INFORMATION GIVEN:
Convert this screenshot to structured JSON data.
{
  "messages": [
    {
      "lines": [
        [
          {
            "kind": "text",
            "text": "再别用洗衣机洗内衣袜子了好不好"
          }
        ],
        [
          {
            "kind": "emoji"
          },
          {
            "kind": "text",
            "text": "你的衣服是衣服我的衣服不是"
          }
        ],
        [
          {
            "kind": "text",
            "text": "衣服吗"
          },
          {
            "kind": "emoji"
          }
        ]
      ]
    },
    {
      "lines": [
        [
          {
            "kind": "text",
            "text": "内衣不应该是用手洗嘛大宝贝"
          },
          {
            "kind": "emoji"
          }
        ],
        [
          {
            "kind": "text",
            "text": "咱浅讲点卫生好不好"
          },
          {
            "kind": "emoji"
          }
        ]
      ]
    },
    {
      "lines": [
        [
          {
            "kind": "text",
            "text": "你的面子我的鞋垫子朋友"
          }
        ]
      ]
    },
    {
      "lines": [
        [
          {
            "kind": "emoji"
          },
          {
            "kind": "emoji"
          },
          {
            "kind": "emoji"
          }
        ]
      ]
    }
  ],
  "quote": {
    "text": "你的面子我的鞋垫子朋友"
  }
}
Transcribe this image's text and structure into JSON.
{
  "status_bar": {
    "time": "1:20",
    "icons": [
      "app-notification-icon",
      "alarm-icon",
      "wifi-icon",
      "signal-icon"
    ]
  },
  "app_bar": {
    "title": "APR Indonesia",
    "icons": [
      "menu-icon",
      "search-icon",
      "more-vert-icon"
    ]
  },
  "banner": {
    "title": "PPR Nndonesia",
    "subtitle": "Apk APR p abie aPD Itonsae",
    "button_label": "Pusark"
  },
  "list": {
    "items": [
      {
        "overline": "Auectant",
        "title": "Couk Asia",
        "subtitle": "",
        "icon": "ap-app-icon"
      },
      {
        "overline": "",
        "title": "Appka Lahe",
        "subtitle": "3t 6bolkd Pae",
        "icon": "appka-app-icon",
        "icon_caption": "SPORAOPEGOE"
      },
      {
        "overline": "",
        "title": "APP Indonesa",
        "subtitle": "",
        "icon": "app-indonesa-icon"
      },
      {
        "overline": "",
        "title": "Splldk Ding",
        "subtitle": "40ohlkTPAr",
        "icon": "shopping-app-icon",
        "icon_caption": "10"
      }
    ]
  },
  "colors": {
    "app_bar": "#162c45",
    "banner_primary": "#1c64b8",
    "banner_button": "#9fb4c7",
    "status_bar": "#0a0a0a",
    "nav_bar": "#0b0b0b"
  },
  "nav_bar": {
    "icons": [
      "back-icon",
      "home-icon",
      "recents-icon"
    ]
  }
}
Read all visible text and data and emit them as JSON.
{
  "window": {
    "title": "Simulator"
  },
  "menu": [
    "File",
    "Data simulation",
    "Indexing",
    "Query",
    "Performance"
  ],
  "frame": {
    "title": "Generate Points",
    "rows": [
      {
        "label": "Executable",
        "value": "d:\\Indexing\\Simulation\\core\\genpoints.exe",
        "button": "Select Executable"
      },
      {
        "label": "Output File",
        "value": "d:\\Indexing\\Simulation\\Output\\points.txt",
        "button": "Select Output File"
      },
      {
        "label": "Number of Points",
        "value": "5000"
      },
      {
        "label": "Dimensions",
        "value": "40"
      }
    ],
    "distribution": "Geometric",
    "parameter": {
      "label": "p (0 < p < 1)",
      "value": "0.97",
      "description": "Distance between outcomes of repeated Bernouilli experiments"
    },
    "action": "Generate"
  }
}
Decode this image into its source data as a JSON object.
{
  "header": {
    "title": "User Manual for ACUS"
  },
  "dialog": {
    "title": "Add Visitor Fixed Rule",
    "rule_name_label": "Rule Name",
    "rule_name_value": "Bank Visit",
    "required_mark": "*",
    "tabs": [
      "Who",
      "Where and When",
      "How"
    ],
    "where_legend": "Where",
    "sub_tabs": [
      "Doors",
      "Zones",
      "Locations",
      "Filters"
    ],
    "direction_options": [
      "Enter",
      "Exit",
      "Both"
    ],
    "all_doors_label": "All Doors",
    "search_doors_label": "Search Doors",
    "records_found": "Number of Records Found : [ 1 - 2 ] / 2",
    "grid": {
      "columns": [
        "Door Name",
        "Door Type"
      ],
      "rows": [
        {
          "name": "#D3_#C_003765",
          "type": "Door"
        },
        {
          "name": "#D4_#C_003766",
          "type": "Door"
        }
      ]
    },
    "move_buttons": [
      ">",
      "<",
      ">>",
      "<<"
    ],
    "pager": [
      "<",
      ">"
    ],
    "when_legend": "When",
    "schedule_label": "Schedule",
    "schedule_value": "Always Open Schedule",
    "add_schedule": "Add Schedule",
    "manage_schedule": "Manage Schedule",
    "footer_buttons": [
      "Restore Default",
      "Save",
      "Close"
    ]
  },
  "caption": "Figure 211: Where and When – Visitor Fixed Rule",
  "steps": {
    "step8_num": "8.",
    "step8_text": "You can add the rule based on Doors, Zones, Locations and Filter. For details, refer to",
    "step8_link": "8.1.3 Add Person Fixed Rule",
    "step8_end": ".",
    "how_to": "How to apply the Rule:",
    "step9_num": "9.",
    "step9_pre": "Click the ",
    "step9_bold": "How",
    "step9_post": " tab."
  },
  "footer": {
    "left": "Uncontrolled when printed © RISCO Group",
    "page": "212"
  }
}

TASK DETAILS: Among the lines of the data, identify those with the word "image". Copy each of them.

FINAL RESULT:
Transcribe this image's text and structure into JSON.
Decode this image into its source data as a JSON object.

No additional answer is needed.